* START Records provided *

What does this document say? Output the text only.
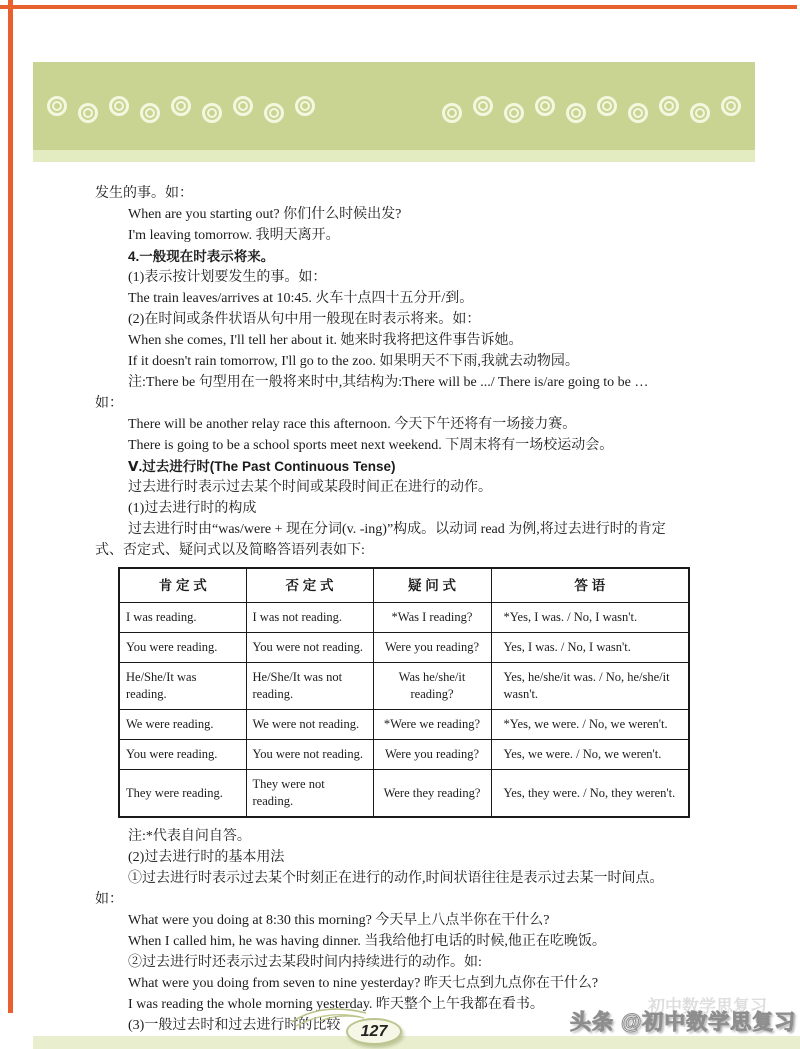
发生的事。如：
When are you starting out? 你们什么时候出发?
I'm leaving tomorrow. 我明天离开。
4.一般现在时表示将来。
(1)表示按计划要发生的事。如：
The train leaves/arrives at 10:45. 火车十点四十五分开/到。
(2)在时间或条件状语从句中用一般现在时表示将来。如：
When she comes, I'll tell her about it. 她来时我将把这件事告诉她。
If it doesn't rain tomorrow, I'll go to the zoo. 如果明天不下雨,我就去动物园。
注:There be 句型用在一般将来时中,其结构为:There will be .../ There is/are going to be …
如：
There will be another relay race this afternoon. 今天下午还将有一场接力赛。
There is going to be a school sports meet next weekend. 下周末将有一场校运动会。
Ⅴ.过去进行时(The Past Continuous Tense)
过去进行时表示过去某个时间或某段时间正在进行的动作。
(1)过去进行时的构成
过去进行时由“was/were + 现在分词(v. -ing)”构成。以动词 read 为例,将过去进行时的肯定
式、否定式、疑问式以及简略答语列表如下:
肯 定 式	否 定 式	疑 问 式	答 语
I was reading.	I was not reading.	*Was I reading?	*Yes, I was. / No, I wasn't.
You were reading.	You were not reading.	Were you reading?	Yes, I was. / No, I wasn't.
He/She/It was reading.	He/She/It was not reading.	Was he/she/it reading?	Yes, he/she/it was. / No, he/she/it wasn't.
We were reading.	We were not reading.	*Were we reading?	*Yes, we were. / No, we weren't.
You were reading.	You were not reading.	Were you reading?	Yes, we were. / No, we weren't.
They were reading.	They were not reading.	Were they reading?	Yes, they were. / No, they weren't.
注:*代表自问自答。
(2)过去进行时的基本用法
①过去进行时表示过去某个时刻正在进行的动作,时间状语往往是表示过去某一时间点。
如：
What were you doing at 8:30 this morning? 今天早上八点半你在干什么?
When I called him, he was having dinner. 当我给他打电话的时候,他正在吃晚饭。
②过去进行时还表示过去某段时间内持续进行的动作。如:
What were you doing from seven to nine yesterday? 昨天七点到九点你在干什么?
I was reading the whole morning yesterday. 昨天整个上午我都在看书。
(3)一般过去时和过去进行时的比较	127
初中数学思复习
头条 @初中数学思复习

* END Records provided *

**Required task**
From the entries above, extract each line containing "weren".

**Expected answer**
We were reading.	We were not reading.	*Were we reading?	*Yes, we were. / No, we weren't.
You were reading.	You were not reading.	Were you reading?	Yes, we were. / No, we weren't.
They were reading.	They were not reading.	Were they reading?	Yes, they were. / No, they weren't.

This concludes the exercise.